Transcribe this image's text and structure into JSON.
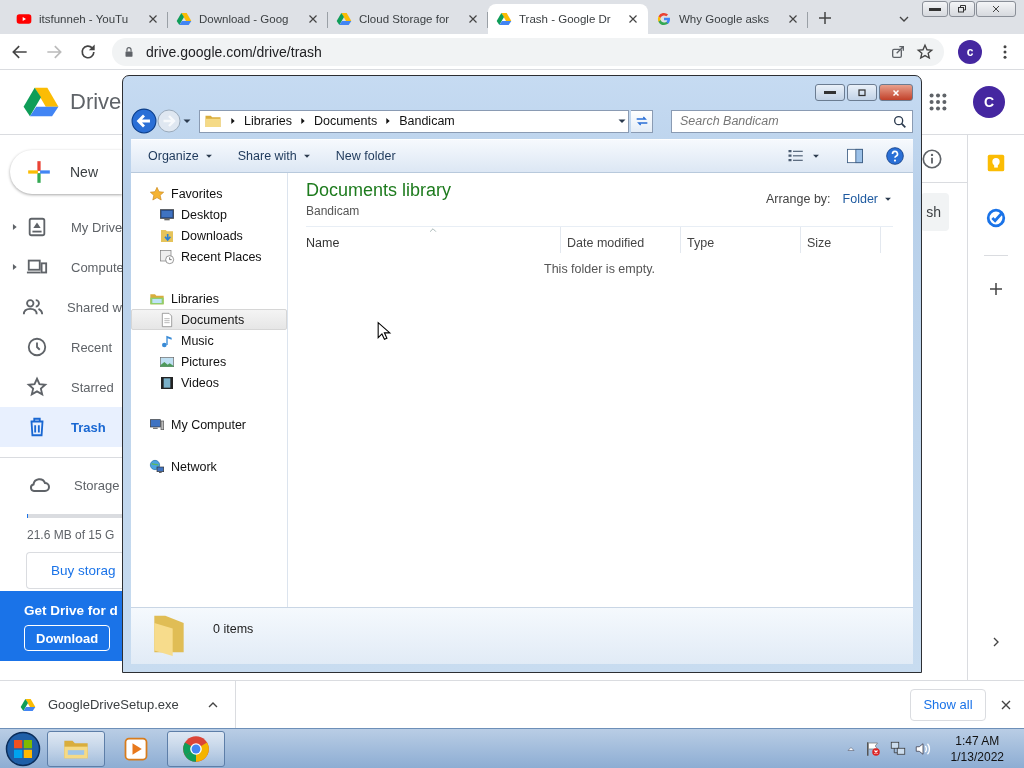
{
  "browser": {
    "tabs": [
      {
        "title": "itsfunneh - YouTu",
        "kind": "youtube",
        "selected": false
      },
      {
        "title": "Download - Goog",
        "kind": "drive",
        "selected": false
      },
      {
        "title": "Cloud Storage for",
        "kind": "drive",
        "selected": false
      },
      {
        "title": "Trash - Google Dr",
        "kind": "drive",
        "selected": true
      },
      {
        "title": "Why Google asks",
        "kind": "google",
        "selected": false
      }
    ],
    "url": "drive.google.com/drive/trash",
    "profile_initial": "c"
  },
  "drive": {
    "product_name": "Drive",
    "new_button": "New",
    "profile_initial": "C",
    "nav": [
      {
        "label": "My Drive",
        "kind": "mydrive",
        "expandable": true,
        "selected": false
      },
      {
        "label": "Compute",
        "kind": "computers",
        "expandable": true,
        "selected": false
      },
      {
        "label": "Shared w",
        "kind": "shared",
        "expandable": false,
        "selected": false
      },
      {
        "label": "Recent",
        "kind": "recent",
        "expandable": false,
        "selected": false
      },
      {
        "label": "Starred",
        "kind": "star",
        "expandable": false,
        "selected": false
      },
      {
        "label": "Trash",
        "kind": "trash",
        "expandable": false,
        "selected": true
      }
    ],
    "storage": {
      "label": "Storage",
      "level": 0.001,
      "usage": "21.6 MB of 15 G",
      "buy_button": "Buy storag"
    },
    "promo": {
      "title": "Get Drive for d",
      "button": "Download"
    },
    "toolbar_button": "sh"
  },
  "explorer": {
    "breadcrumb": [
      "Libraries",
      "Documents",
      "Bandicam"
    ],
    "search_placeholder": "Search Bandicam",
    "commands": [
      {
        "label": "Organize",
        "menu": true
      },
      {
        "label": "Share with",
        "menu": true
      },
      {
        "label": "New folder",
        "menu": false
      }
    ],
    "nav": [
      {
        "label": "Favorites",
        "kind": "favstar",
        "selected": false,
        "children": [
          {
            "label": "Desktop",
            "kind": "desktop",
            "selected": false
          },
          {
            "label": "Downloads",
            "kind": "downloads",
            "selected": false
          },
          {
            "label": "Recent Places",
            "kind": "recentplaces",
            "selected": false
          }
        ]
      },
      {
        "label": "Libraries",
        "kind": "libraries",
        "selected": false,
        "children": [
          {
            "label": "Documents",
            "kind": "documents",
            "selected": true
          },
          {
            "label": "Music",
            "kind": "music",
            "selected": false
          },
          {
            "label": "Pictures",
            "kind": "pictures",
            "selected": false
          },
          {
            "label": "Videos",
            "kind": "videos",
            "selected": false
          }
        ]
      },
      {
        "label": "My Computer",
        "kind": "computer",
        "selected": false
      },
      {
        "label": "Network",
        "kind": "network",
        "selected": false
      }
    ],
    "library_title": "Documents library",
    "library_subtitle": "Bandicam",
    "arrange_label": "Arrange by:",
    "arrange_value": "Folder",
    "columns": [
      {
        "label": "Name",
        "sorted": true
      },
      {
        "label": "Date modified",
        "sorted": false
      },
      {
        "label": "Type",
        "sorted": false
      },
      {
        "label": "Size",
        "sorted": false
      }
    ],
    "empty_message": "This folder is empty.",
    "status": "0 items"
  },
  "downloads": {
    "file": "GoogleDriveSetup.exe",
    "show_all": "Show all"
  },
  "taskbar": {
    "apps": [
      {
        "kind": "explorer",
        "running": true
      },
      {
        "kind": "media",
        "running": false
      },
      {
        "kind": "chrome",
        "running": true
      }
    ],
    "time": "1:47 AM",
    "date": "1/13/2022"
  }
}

--

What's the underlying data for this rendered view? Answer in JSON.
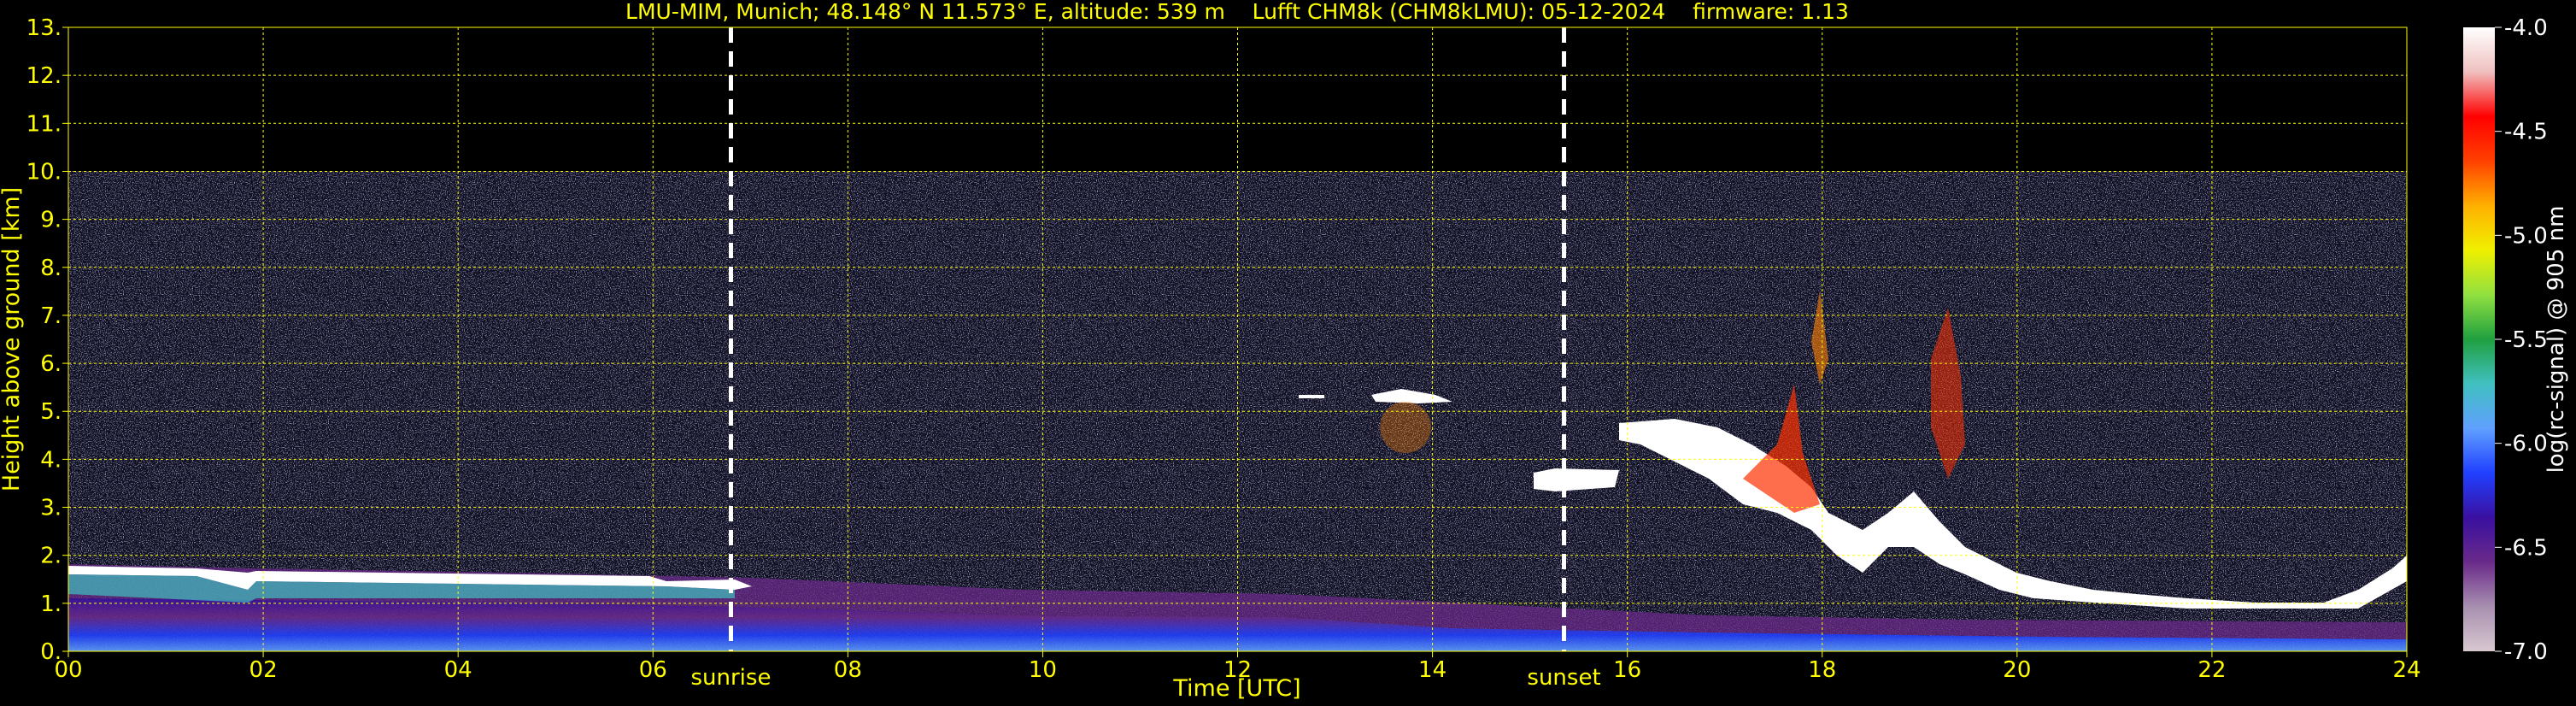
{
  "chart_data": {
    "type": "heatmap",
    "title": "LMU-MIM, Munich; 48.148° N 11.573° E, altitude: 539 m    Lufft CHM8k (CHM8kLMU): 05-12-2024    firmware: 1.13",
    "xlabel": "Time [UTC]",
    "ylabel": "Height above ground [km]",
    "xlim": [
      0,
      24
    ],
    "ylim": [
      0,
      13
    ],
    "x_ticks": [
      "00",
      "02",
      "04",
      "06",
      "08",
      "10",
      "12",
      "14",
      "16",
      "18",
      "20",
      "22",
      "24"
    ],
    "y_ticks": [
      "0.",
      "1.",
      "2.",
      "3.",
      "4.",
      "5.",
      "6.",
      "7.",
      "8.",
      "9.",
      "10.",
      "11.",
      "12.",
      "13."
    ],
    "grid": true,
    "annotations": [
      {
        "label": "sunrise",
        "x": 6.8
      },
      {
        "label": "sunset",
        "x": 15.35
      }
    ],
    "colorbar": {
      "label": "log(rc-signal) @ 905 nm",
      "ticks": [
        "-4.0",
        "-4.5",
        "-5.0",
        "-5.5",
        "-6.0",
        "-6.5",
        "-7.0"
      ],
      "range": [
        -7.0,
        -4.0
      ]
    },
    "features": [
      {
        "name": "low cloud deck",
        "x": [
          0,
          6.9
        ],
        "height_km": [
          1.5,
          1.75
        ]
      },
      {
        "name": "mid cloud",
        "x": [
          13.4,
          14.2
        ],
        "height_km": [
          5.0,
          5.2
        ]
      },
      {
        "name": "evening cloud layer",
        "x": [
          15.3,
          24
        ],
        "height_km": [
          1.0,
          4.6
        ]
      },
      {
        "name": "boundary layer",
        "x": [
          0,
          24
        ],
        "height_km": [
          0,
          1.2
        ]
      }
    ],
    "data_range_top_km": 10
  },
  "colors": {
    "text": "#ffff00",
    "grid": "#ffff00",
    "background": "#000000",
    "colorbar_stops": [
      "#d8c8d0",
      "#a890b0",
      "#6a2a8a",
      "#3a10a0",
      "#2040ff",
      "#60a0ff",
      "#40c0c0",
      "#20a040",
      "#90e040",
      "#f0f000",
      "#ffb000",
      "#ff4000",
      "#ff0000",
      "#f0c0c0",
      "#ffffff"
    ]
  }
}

- Work required:
In the records above, find each line with the word "JSON" and copy it.

- Response to this task:
Transcribe this image's text and structure into JSON.
What's the underlying data for this rendered view? Answer in JSON.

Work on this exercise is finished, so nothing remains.